[Start of Extracted records]

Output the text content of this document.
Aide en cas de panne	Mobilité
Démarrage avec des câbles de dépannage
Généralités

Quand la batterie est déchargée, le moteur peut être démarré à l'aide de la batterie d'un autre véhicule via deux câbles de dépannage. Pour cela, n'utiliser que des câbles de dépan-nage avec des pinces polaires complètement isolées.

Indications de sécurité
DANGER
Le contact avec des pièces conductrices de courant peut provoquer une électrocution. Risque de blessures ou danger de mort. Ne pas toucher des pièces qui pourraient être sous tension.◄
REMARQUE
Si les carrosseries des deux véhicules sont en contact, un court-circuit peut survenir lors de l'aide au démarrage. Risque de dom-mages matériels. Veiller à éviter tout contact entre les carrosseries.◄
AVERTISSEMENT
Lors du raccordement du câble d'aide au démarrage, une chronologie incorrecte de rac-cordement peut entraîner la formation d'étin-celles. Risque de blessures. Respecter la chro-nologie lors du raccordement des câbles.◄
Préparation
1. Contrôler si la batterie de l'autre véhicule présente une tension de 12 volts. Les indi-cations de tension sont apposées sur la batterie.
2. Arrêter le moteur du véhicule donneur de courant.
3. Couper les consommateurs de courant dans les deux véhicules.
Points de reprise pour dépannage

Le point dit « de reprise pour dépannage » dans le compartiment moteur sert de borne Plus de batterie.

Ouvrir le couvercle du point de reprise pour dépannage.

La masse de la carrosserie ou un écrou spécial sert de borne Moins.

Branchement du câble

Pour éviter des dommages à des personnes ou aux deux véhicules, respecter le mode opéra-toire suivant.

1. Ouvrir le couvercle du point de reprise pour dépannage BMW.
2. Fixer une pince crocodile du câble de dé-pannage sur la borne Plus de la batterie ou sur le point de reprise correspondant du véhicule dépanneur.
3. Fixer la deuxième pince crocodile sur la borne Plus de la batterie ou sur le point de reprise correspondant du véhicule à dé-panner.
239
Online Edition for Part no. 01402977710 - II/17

[End of Extracted records]

-- Instruction --
Copy every line in the records above that contains the word "crocodile".

-- Correct answer --
2. Fixer une pince crocodile du câble de dé-pannage sur la borne Plus de la batterie ou sur le point de reprise correspondant du véhicule dépanneur.
3. Fixer la deuxième pince crocodile sur la borne Plus de la batterie ou sur le point de reprise correspondant du véhicule à dé-panner.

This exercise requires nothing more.